_WHAT TO DO_
Retype the complete listing exactly as it appears.

[Stored records]
────────

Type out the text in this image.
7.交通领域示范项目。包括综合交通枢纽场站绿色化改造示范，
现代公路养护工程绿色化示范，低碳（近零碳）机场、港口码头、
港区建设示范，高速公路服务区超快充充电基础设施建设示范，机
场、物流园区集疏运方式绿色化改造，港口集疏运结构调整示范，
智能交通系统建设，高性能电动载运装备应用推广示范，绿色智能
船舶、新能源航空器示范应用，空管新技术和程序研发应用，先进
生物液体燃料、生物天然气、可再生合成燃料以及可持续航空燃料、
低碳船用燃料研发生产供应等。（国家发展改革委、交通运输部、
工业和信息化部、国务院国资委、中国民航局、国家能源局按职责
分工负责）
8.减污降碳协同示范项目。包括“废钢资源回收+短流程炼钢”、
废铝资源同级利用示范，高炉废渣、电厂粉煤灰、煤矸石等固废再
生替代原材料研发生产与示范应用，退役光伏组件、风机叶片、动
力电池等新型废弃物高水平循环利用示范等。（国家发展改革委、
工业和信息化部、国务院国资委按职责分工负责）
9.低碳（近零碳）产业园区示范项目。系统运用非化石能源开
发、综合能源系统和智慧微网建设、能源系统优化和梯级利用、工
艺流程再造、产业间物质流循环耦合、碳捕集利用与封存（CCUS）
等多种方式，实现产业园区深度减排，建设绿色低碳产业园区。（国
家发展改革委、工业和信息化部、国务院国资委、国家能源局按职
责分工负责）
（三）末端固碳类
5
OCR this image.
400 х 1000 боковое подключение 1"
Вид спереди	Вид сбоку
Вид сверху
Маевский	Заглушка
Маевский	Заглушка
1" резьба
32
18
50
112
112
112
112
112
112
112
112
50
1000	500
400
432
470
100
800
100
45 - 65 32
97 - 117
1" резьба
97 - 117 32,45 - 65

────────

_IN RESPONSE_
Type out the text in this image.
7.交通领域示范项目。包括综合交通枢纽场站绿色化改造示范，
现代公路养护工程绿色化示范，低碳（近零碳）机场、港口码头、
港区建设示范，高速公路服务区超快充充电基础设施建设示范，机
场、物流园区集疏运方式绿色化改造，港口集疏运结构调整示范，
智能交通系统建设，高性能电动载运装备应用推广示范，绿色智能
船舶、新能源航空器示范应用，空管新技术和程序研发应用，先进
生物液体燃料、生物天然气、可再生合成燃料以及可持续航空燃料、
低碳船用燃料研发生产供应等。（国家发展改革委、交通运输部、
工业和信息化部、国务院国资委、中国民航局、国家能源局按职责
分工负责）
8.减污降碳协同示范项目。包括“废钢资源回收+短流程炼钢”、
废铝资源同级利用示范，高炉废渣、电厂粉煤灰、煤矸石等固废再
生替代原材料研发生产与示范应用，退役光伏组件、风机叶片、动
力电池等新型废弃物高水平循环利用示范等。（国家发展改革委、
工业和信息化部、国务院国资委按职责分工负责）
9.低碳（近零碳）产业园区示范项目。系统运用非化石能源开
发、综合能源系统和智慧微网建设、能源系统优化和梯级利用、工
艺流程再造、产业间物质流循环耦合、碳捕集利用与封存（CCUS）
等多种方式，实现产业园区深度减排，建设绿色低碳产业园区。（国
家发展改革委、工业和信息化部、国务院国资委、国家能源局按职
责分工负责）
（三）末端固碳类
5
OCR this image.
400 х 1000 боковое подключение 1"
Вид спереди	Вид сбоку
Вид сверху
Маевский	Заглушка
Маевский	Заглушка
1" резьба
32
18
50
112
112
112
112
112
112
112
112
50
1000	500
400
432
470
100
800
100
45 - 65 32
97 - 117
1" резьба
97 - 117 32,45 - 65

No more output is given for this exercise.